--- start of Raw records ---

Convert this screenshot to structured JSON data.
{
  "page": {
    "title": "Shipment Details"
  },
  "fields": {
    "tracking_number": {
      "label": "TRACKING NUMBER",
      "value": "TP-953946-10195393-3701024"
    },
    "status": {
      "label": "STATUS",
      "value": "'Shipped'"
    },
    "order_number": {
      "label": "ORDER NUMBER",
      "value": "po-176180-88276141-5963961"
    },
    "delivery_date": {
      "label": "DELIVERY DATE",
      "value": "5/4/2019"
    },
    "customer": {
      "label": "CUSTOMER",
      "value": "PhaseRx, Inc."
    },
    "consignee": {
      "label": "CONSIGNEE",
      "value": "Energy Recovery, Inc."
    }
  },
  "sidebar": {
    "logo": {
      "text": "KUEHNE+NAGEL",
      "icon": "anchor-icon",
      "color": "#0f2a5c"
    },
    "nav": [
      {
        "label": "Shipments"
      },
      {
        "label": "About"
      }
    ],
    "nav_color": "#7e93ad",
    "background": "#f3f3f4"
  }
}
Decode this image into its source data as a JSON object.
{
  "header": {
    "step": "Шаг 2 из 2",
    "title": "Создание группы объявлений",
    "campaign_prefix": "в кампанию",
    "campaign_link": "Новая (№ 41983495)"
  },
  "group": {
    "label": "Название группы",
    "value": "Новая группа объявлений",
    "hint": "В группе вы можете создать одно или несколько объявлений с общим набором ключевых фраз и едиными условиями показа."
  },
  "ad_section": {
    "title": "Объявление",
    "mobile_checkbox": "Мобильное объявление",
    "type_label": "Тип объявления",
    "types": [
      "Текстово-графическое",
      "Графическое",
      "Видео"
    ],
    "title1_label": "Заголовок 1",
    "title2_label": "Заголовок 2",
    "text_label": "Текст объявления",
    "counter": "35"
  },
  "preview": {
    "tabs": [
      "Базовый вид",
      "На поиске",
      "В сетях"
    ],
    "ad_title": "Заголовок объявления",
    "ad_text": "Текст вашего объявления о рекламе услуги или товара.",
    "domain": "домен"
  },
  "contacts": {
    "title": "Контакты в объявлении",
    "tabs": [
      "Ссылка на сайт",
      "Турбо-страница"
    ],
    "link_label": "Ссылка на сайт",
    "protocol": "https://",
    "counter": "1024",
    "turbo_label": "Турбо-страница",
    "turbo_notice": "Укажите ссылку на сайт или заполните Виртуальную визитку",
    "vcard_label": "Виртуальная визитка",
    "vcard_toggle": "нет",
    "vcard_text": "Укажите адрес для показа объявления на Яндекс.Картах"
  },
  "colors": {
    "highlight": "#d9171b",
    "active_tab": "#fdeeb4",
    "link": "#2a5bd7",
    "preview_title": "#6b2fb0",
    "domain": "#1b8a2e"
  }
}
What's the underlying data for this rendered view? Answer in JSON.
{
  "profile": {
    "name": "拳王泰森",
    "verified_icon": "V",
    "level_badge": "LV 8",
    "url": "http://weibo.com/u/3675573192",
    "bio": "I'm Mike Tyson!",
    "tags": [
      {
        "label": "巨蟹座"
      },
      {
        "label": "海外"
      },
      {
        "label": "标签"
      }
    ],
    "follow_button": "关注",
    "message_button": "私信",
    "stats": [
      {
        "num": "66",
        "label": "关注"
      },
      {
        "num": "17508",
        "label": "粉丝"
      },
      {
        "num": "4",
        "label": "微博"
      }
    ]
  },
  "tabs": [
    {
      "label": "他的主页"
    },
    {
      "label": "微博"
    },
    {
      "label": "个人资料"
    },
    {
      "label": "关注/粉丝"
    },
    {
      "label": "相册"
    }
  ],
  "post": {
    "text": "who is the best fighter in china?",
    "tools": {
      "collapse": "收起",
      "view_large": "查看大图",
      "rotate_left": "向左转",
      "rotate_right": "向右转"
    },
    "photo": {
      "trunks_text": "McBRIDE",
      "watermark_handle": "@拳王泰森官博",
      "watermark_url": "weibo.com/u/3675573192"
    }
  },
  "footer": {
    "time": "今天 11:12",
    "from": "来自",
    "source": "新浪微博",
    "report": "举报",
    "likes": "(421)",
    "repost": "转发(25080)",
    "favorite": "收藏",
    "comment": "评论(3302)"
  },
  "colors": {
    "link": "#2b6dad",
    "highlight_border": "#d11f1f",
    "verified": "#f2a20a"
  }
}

--- end of Raw records ---

* _Your instructions_
Please output the entries above, every line exactly as it reads.

* _Solution_
Convert this screenshot to structured JSON data.
{
  "page": {
    "title": "Shipment Details"
  },
  "fields": {
    "tracking_number": {
      "label": "TRACKING NUMBER",
      "value": "TP-953946-10195393-3701024"
    },
    "status": {
      "label": "STATUS",
      "value": "'Shipped'"
    },
    "order_number": {
      "label": "ORDER NUMBER",
      "value": "po-176180-88276141-5963961"
    },
    "delivery_date": {
      "label": "DELIVERY DATE",
      "value": "5/4/2019"
    },
    "customer": {
      "label": "CUSTOMER",
      "value": "PhaseRx, Inc."
    },
    "consignee": {
      "label": "CONSIGNEE",
      "value": "Energy Recovery, Inc."
    }
  },
  "sidebar": {
    "logo": {
      "text": "KUEHNE+NAGEL",
      "icon": "anchor-icon",
      "color": "#0f2a5c"
    },
    "nav": [
      {
        "label": "Shipments"
      },
      {
        "label": "About"
      }
    ],
    "nav_color": "#7e93ad",
    "background": "#f3f3f4"
  }
}
Decode this image into its source data as a JSON object.
{
  "header": {
    "step": "Шаг 2 из 2",
    "title": "Создание группы объявлений",
    "campaign_prefix": "в кампанию",
    "campaign_link": "Новая (№ 41983495)"
  },
  "group": {
    "label": "Название группы",
    "value": "Новая группа объявлений",
    "hint": "В группе вы можете создать одно или несколько объявлений с общим набором ключевых фраз и едиными условиями показа."
  },
  "ad_section": {
    "title": "Объявление",
    "mobile_checkbox": "Мобильное объявление",
    "type_label": "Тип объявления",
    "types": [
      "Текстово-графическое",
      "Графическое",
      "Видео"
    ],
    "title1_label": "Заголовок 1",
    "title2_label": "Заголовок 2",
    "text_label": "Текст объявления",
    "counter": "35"
  },
  "preview": {
    "tabs": [
      "Базовый вид",
      "На поиске",
      "В сетях"
    ],
    "ad_title": "Заголовок объявления",
    "ad_text": "Текст вашего объявления о рекламе услуги или товара.",
    "domain": "домен"
  },
  "contacts": {
    "title": "Контакты в объявлении",
    "tabs": [
      "Ссылка на сайт",
      "Турбо-страница"
    ],
    "link_label": "Ссылка на сайт",
    "protocol": "https://",
    "counter": "1024",
    "turbo_label": "Турбо-страница",
    "turbo_notice": "Укажите ссылку на сайт или заполните Виртуальную визитку",
    "vcard_label": "Виртуальная визитка",
    "vcard_toggle": "нет",
    "vcard_text": "Укажите адрес для показа объявления на Яндекс.Картах"
  },
  "colors": {
    "highlight": "#d9171b",
    "active_tab": "#fdeeb4",
    "link": "#2a5bd7",
    "preview_title": "#6b2fb0",
    "domain": "#1b8a2e"
  }
}
What's the underlying data for this rendered view? Answer in JSON.
{
  "profile": {
    "name": "拳王泰森",
    "verified_icon": "V",
    "level_badge": "LV 8",
    "url": "http://weibo.com/u/3675573192",
    "bio": "I'm Mike Tyson!",
    "tags": [
      {
        "label": "巨蟹座"
      },
      {
        "label": "海外"
      },
      {
        "label": "标签"
      }
    ],
    "follow_button": "关注",
    "message_button": "私信",
    "stats": [
      {
        "num": "66",
        "label": "关注"
      },
      {
        "num": "17508",
        "label": "粉丝"
      },
      {
        "num": "4",
        "label": "微博"
      }
    ]
  },
  "tabs": [
    {
      "label": "他的主页"
    },
    {
      "label": "微博"
    },
    {
      "label": "个人资料"
    },
    {
      "label": "关注/粉丝"
    },
    {
      "label": "相册"
    }
  ],
  "post": {
    "text": "who is the best fighter in china?",
    "tools": {
      "collapse": "收起",
      "view_large": "查看大图",
      "rotate_left": "向左转",
      "rotate_right": "向右转"
    },
    "photo": {
      "trunks_text": "McBRIDE",
      "watermark_handle": "@拳王泰森官博",
      "watermark_url": "weibo.com/u/3675573192"
    }
  },
  "footer": {
    "time": "今天 11:12",
    "from": "来自",
    "source": "新浪微博",
    "report": "举报",
    "likes": "(421)",
    "repost": "转发(25080)",
    "favorite": "收藏",
    "comment": "评论(3302)"
  },
  "colors": {
    "link": "#2b6dad",
    "highlight_border": "#d11f1f",
    "verified": "#f2a20a"
  }
}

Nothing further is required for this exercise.